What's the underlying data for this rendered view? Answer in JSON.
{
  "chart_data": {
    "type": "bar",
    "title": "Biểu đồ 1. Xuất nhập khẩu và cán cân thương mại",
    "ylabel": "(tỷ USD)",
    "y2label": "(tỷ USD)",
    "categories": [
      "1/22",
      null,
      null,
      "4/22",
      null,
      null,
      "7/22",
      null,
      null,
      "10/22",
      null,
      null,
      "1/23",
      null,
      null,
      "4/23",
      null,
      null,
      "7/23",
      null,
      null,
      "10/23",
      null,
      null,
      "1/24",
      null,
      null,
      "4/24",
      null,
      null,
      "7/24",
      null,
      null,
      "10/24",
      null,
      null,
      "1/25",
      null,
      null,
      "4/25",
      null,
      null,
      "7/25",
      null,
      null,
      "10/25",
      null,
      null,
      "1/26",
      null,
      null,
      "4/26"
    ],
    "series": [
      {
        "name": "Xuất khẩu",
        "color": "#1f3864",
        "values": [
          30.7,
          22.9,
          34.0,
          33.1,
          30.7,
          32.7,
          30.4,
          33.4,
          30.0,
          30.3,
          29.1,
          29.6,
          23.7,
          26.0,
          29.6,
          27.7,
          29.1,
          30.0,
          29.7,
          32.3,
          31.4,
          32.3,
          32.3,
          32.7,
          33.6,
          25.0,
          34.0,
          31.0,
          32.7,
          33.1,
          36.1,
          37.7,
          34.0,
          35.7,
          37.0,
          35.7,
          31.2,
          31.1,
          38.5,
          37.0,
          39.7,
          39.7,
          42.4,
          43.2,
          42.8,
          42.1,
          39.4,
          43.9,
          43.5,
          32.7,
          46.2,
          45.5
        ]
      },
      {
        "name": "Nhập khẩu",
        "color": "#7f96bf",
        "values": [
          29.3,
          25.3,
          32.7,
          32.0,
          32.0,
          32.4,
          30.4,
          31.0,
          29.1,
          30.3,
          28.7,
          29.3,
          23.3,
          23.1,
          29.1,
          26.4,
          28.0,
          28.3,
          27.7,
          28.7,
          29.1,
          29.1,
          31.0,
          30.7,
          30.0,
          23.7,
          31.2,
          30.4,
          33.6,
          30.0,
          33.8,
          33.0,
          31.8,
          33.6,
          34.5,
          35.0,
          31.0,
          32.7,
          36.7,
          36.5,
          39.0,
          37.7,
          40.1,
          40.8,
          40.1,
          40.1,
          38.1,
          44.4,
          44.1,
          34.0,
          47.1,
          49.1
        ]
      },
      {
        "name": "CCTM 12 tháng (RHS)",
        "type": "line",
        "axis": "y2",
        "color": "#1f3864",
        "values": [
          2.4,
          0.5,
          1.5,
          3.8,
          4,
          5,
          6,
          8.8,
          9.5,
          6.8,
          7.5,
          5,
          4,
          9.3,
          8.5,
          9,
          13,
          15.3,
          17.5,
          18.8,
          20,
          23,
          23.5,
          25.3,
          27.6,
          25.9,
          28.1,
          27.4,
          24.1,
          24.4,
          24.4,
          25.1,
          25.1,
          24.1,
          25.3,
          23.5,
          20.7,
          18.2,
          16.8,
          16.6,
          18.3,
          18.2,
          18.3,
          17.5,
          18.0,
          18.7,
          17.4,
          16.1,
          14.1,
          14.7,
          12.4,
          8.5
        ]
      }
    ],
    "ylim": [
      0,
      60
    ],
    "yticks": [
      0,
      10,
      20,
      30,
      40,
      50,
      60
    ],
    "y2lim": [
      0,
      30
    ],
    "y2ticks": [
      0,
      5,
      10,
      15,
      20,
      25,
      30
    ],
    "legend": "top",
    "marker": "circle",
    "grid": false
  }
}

··········

• [Written task]:
Reproduce the material above exactly; please quote every line of it.

• [Final result]:
What's the underlying data for this rendered view? Answer in JSON.
{
  "chart_data": {
    "type": "bar",
    "title": "Biểu đồ 1. Xuất nhập khẩu và cán cân thương mại",
    "ylabel": "(tỷ USD)",
    "y2label": "(tỷ USD)",
    "categories": [
      "1/22",
      null,
      null,
      "4/22",
      null,
      null,
      "7/22",
      null,
      null,
      "10/22",
      null,
      null,
      "1/23",
      null,
      null,
      "4/23",
      null,
      null,
      "7/23",
      null,
      null,
      "10/23",
      null,
      null,
      "1/24",
      null,
      null,
      "4/24",
      null,
      null,
      "7/24",
      null,
      null,
      "10/24",
      null,
      null,
      "1/25",
      null,
      null,
      "4/25",
      null,
      null,
      "7/25",
      null,
      null,
      "10/25",
      null,
      null,
      "1/26",
      null,
      null,
      "4/26"
    ],
    "series": [
      {
        "name": "Xuất khẩu",
        "color": "#1f3864",
        "values": [
          30.7,
          22.9,
          34.0,
          33.1,
          30.7,
          32.7,
          30.4,
          33.4,
          30.0,
          30.3,
          29.1,
          29.6,
          23.7,
          26.0,
          29.6,
          27.7,
          29.1,
          30.0,
          29.7,
          32.3,
          31.4,
          32.3,
          32.3,
          32.7,
          33.6,
          25.0,
          34.0,
          31.0,
          32.7,
          33.1,
          36.1,
          37.7,
          34.0,
          35.7,
          37.0,
          35.7,
          31.2,
          31.1,
          38.5,
          37.0,
          39.7,
          39.7,
          42.4,
          43.2,
          42.8,
          42.1,
          39.4,
          43.9,
          43.5,
          32.7,
          46.2,
          45.5
        ]
      },
      {
        "name": "Nhập khẩu",
        "color": "#7f96bf",
        "values": [
          29.3,
          25.3,
          32.7,
          32.0,
          32.0,
          32.4,
          30.4,
          31.0,
          29.1,
          30.3,
          28.7,
          29.3,
          23.3,
          23.1,
          29.1,
          26.4,
          28.0,
          28.3,
          27.7,
          28.7,
          29.1,
          29.1,
          31.0,
          30.7,
          30.0,
          23.7,
          31.2,
          30.4,
          33.6,
          30.0,
          33.8,
          33.0,
          31.8,
          33.6,
          34.5,
          35.0,
          31.0,
          32.7,
          36.7,
          36.5,
          39.0,
          37.7,
          40.1,
          40.8,
          40.1,
          40.1,
          38.1,
          44.4,
          44.1,
          34.0,
          47.1,
          49.1
        ]
      },
      {
        "name": "CCTM 12 tháng (RHS)",
        "type": "line",
        "axis": "y2",
        "color": "#1f3864",
        "values": [
          2.4,
          0.5,
          1.5,
          3.8,
          4,
          5,
          6,
          8.8,
          9.5,
          6.8,
          7.5,
          5,
          4,
          9.3,
          8.5,
          9,
          13,
          15.3,
          17.5,
          18.8,
          20,
          23,
          23.5,
          25.3,
          27.6,
          25.9,
          28.1,
          27.4,
          24.1,
          24.4,
          24.4,
          25.1,
          25.1,
          24.1,
          25.3,
          23.5,
          20.7,
          18.2,
          16.8,
          16.6,
          18.3,
          18.2,
          18.3,
          17.5,
          18.0,
          18.7,
          17.4,
          16.1,
          14.1,
          14.7,
          12.4,
          8.5
        ]
      }
    ],
    "ylim": [
      0,
      60
    ],
    "yticks": [
      0,
      10,
      20,
      30,
      40,
      50,
      60
    ],
    "y2lim": [
      0,
      30
    ],
    "y2ticks": [
      0,
      5,
      10,
      15,
      20,
      25,
      30
    ],
    "legend": "top",
    "marker": "circle",
    "grid": false
  }
}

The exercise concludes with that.